◆ Exercise details
In the text extract on the Transfer Scheme, from what date was the Scheme finally made operative?

◆ Text extract
The Consumer complaint being related to the issue of billing is clearly related to distribution activities and, by the clear terms of the Transfer Scheme itself, in case substitution of name is allowed it can only be to the name of MePDCL and not the Holding Company MeECL or any other entity. It may be noted that, although the Transfer Scheme was published on 31.03.2010, it was not immediately given effect to and its operation was kept in abeyance vide Notn. No. PE. 79/09/372 dated 19.5.2011 and finally made operative only from 01.04.2012 and not from 1.4.2010, as claimed by the O.P’s.

 

7.         Next we find that the provisions concerning pending proceedings are clearly laid down in the Transfer Scheme itself in para 5(13) thereof. These provisions read thus:

 

5(13) Pending proceedings - All proceedings of whatever nature by or against the Board pending on the effective date of transfer shall not abate or discontinue or otherwise in anyway be affected prejudicially by reason of the transfer scheme mentioned in the Act and in provisions of this Scheme, and such proceedings may be continued and prosecuted by or against the Transferee (s) to whom the assets and liabilities including all rights, obligations and contingencies relating to such proceedings are assigned in accordance with this Scheme. Such proceedings may be continued in the same manner and to the same extent as it would or might have been continued and prosecuted by or against the Board if the transfers specified in this Scheme had not been made.

◆ Supplied entries
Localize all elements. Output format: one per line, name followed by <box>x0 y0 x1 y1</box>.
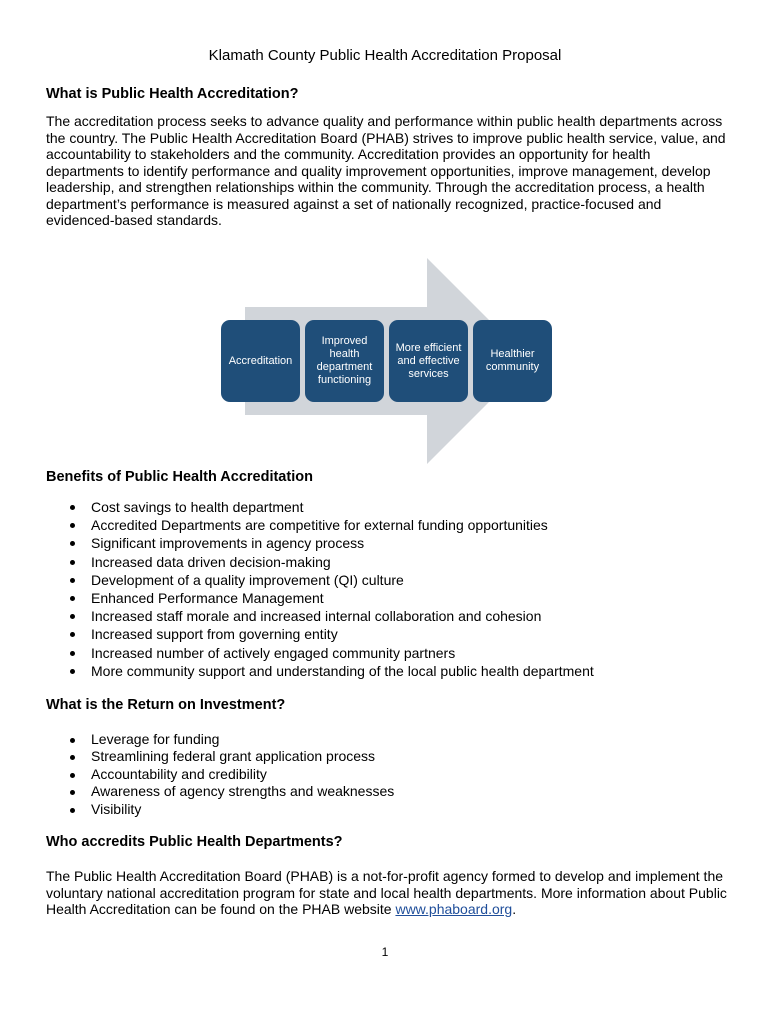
paragraph-who-accredits <box>46 868 736 918</box>
paragraph-line: leadership, and strengthen relationships within the community. Through the accreditation process, a health <box>46 179 705 195</box>
heading-benefits: Benefits of Public Health Accreditation <box>46 469 313 485</box>
list-item: Visibility <box>46 801 394 818</box>
list-item: Awareness of agency strengths and weaknesses <box>46 783 394 800</box>
paragraph-line <box>46 901 736 918</box>
process-step-efficient-services: More efficient and effective services <box>389 320 468 402</box>
heading-who-accredits: Who accredits Public Health Departments? <box>46 834 343 850</box>
list-item: Leverage for funding <box>46 731 394 748</box>
list-item: Increased staff morale and increased internal collaboration and cohesion <box>46 607 594 625</box>
benefits-list <box>46 498 594 680</box>
list-item: More community support and understanding of the local public health department <box>46 662 594 680</box>
process-arrow-graphic <box>0 0 770 470</box>
paragraph-line: The Public Health Accreditation Board (PHAB) is a not-for-profit agency formed to develop and implement the <box>46 868 724 884</box>
list-item: Enhanced Performance Management <box>46 589 594 607</box>
roi-list <box>46 731 394 818</box>
list-item: Cost savings to health department <box>46 498 594 516</box>
paragraph-line: evidenced-based standards. <box>46 212 222 228</box>
phab-website-link[interactable]: www.phaboard.org <box>395 901 513 917</box>
list-item: Increased data driven decision-making <box>46 553 594 571</box>
paragraph-line: accountability to stakeholders and the community. Accreditation provides an opportunity for health <box>46 146 651 162</box>
list-item: Accountability and credibility <box>46 766 394 783</box>
list-item: Streamlining federal grant application process <box>46 748 394 765</box>
process-step-improved-functioning: Improved health department functioning <box>305 320 384 402</box>
process-step-accreditation: Accreditation <box>221 320 300 402</box>
paragraph-text: . <box>512 901 517 917</box>
page-number: 1 <box>381 945 389 959</box>
paragraph-line: departments to identify performance and quality improvement opportunities, improve management, develop <box>46 162 711 179</box>
process-step-healthier-community: Healthier community <box>473 320 552 402</box>
list-item: Increased number of actively engaged community partners <box>46 644 594 662</box>
document-title: Klamath County Public Health Accreditation Proposal <box>208 47 562 64</box>
paragraph-line: voluntary national accreditation program for state and local health departments. More information about Public <box>46 884 727 901</box>
list-item: Increased support from governing entity <box>46 625 594 643</box>
paragraph-line: the country. The Public Health Accreditation Board (PHAB) strives to improve public health service, value, and <box>46 129 726 146</box>
list-item: Significant improvements in agency process <box>46 534 594 552</box>
paragraph-line: department’s performance is measured against a set of nationally recognized, practice-focused and <box>46 195 662 212</box>
list-item: Accredited Departments are competitive for external funding opportunities <box>46 516 594 534</box>
paragraph-line: The accreditation process seeks to advance quality and performance within public health departments across <box>46 113 723 129</box>
paragraph-text: Health Accreditation can be found on the PHAB website <box>46 901 396 917</box>
list-item: Development of a quality improvement (QI) culture <box>46 571 594 589</box>
heading-what-is-accreditation: What is Public Health Accreditation? <box>46 86 299 102</box>
heading-return-on-investment: What is the Return on Investment? <box>46 697 286 713</box>
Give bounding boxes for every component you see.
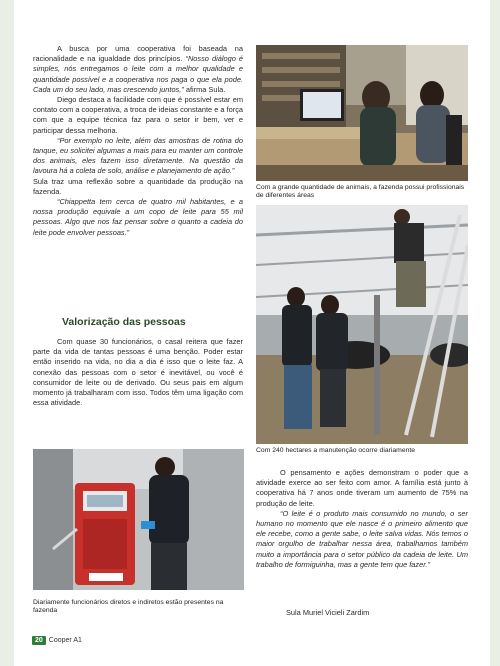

◆ Expected answer
01.04.2012